*The input*.
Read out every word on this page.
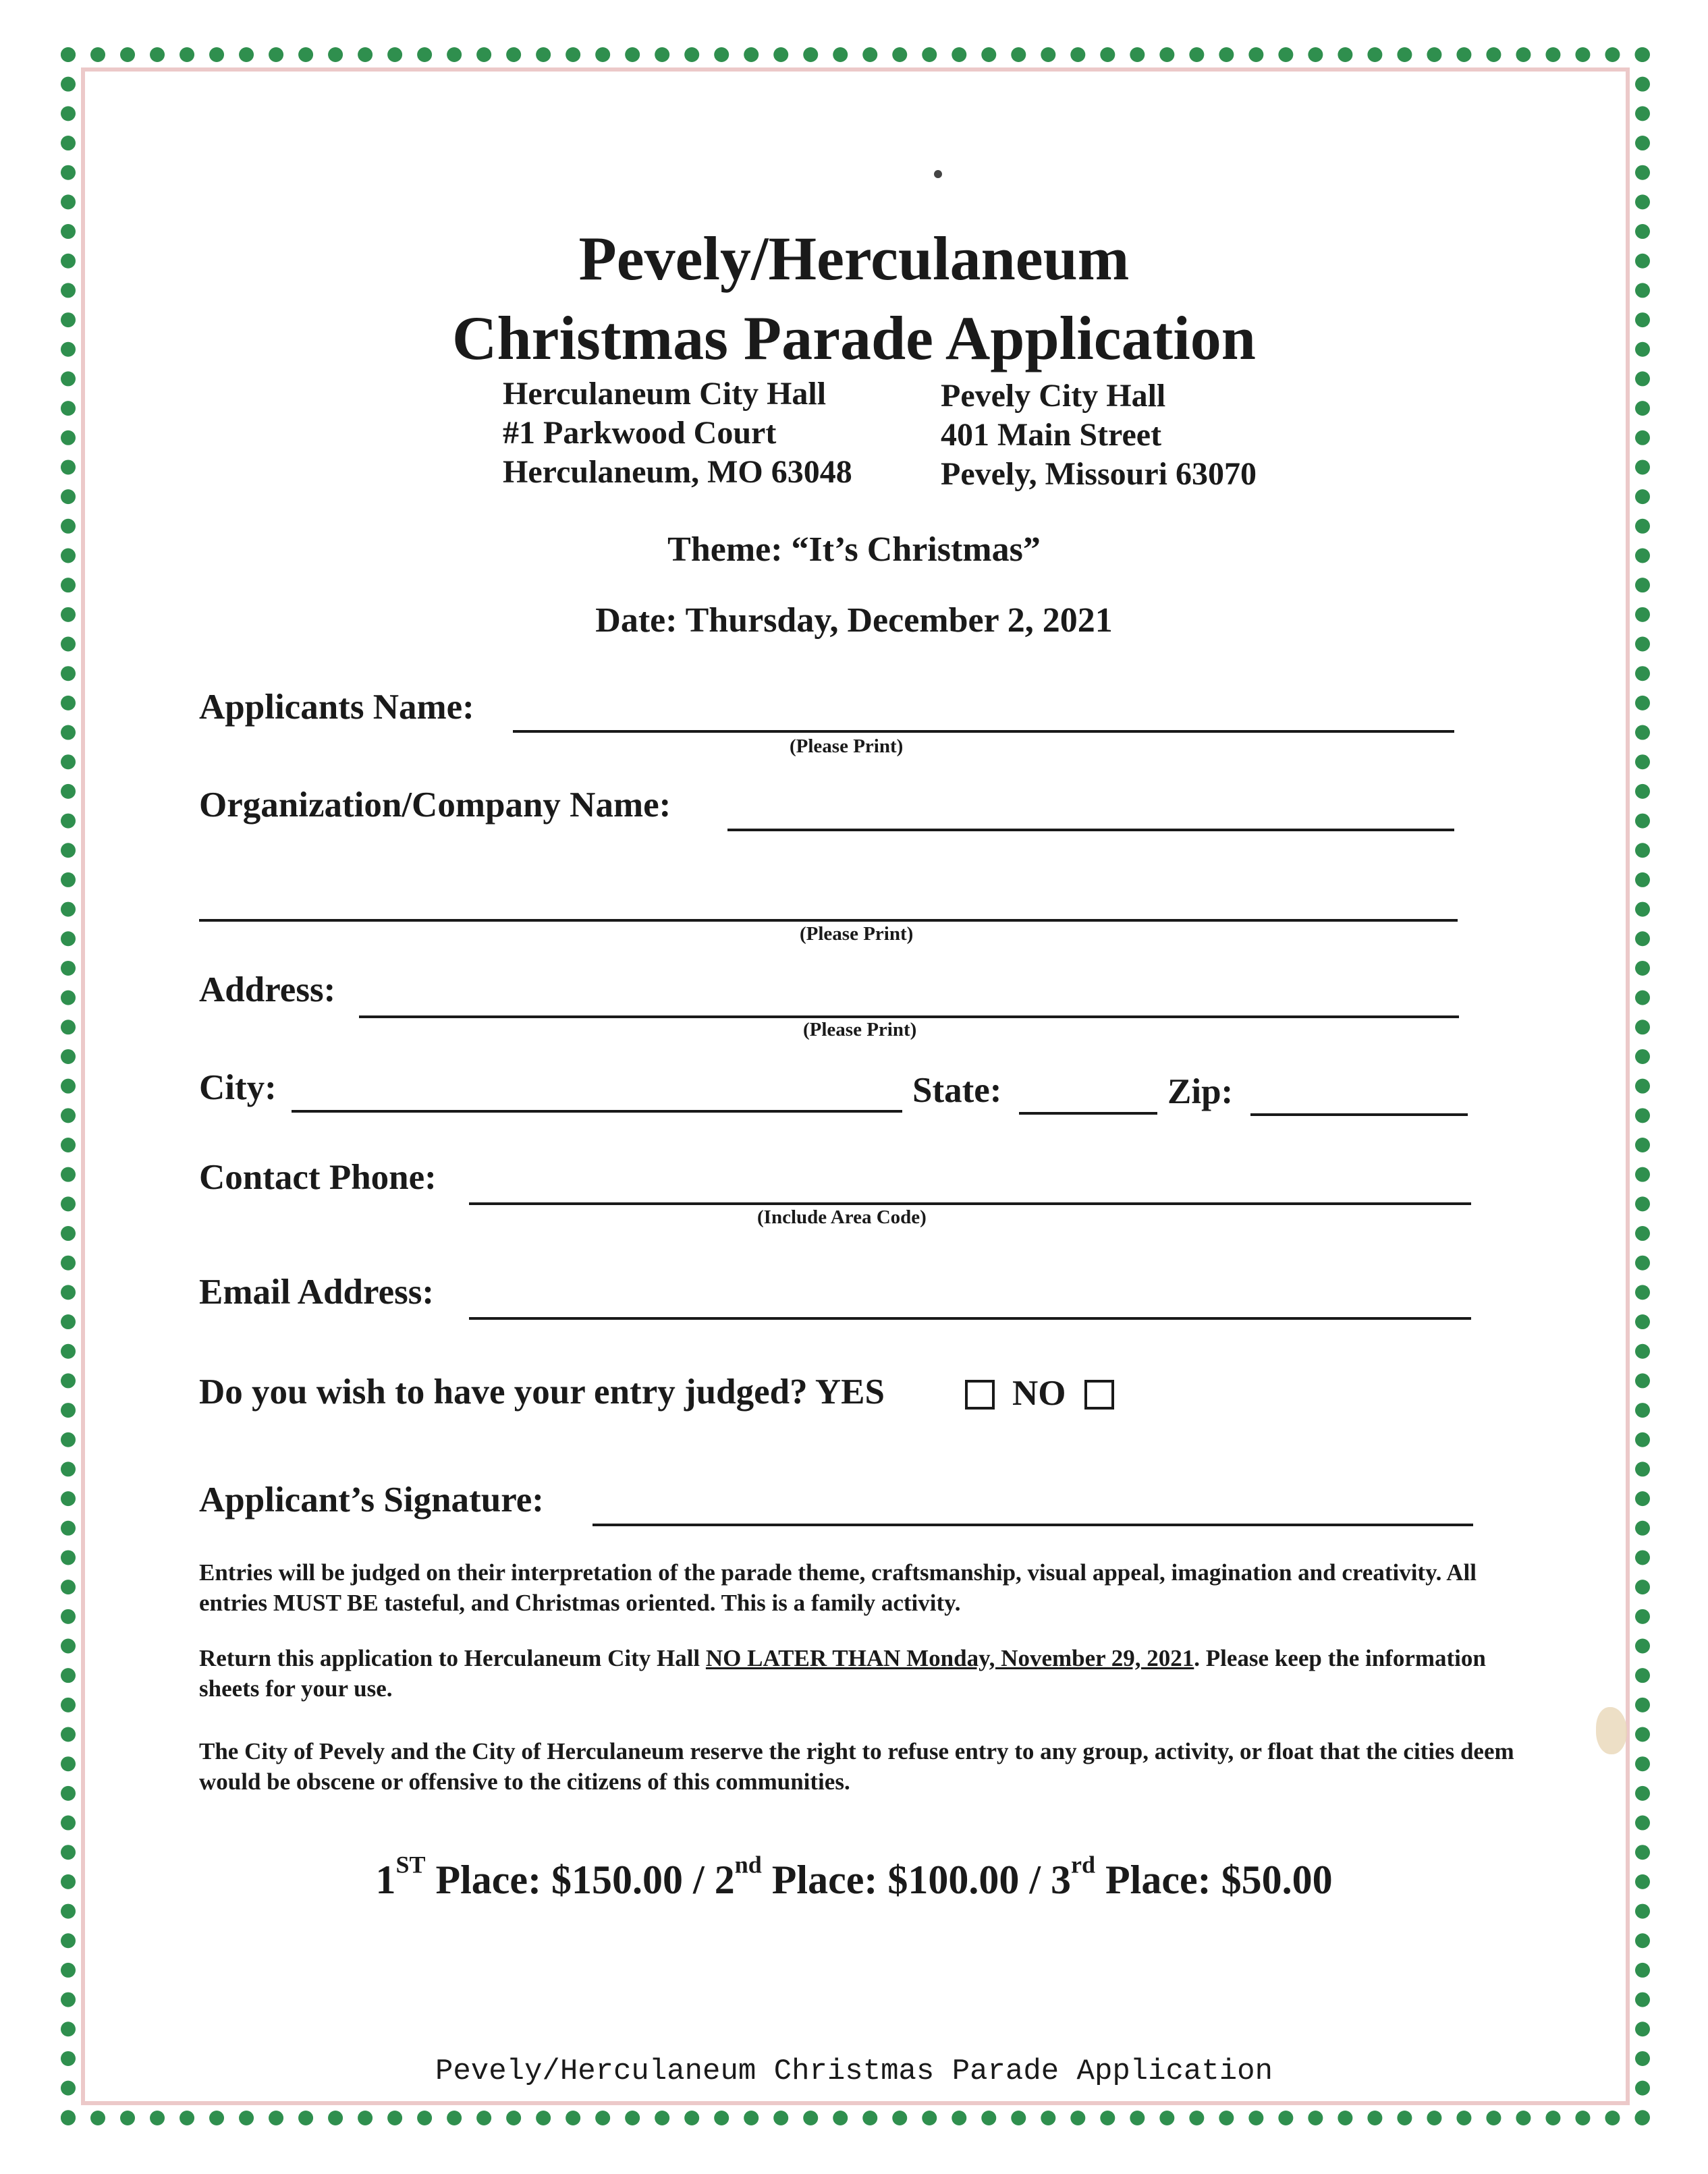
Pevely/Herculaneum
Christmas Parade Application
Herculaneum City Hall
#1 Parkwood Court
Herculaneum, MO 63048
Pevely City Hall
401 Main Street
Pevely, Missouri 63070
Theme: “It’s Christmas”
Date: Thursday, December 2, 2021
Applicants Name:
(Please Print)
Organization/Company Name:
(Please Print)
Address:
(Please Print)
City:	State:	Zip:
Contact Phone:
(Include Area Code)
Email Address:
Do you wish to have your entry judged? YES	NO
Applicant’s Signature:
Entries will be judged on their interpretation of the parade theme, craftsmanship, visual appeal, imagination and creativity. All entries MUST BE tasteful, and Christmas oriented. This is a family activity.
Return this application to Herculaneum City Hall NO LATER THAN Monday, November 29, 2021. Please keep the information sheets for your use.
The City of Pevely and the City of Herculaneum reserve the right to refuse entry to any group, activity, or float that the cities deem would be obscene or offensive to the citizens of this communities.
1ST Place: $150.00 / 2nd Place: $100.00 / 3rd Place: $50.00
Pevely/Herculaneum Christmas Parade Application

*Exercise*.
Scan the entries above for the word "Hall" and collect each line holding it.

*Solution to this task*.
Herculaneum City Hall
Pevely City Hall
Return this application to Herculaneum City Hall NO LATER THAN Monday, November 29, 2021. Please keep the information sheets for your use.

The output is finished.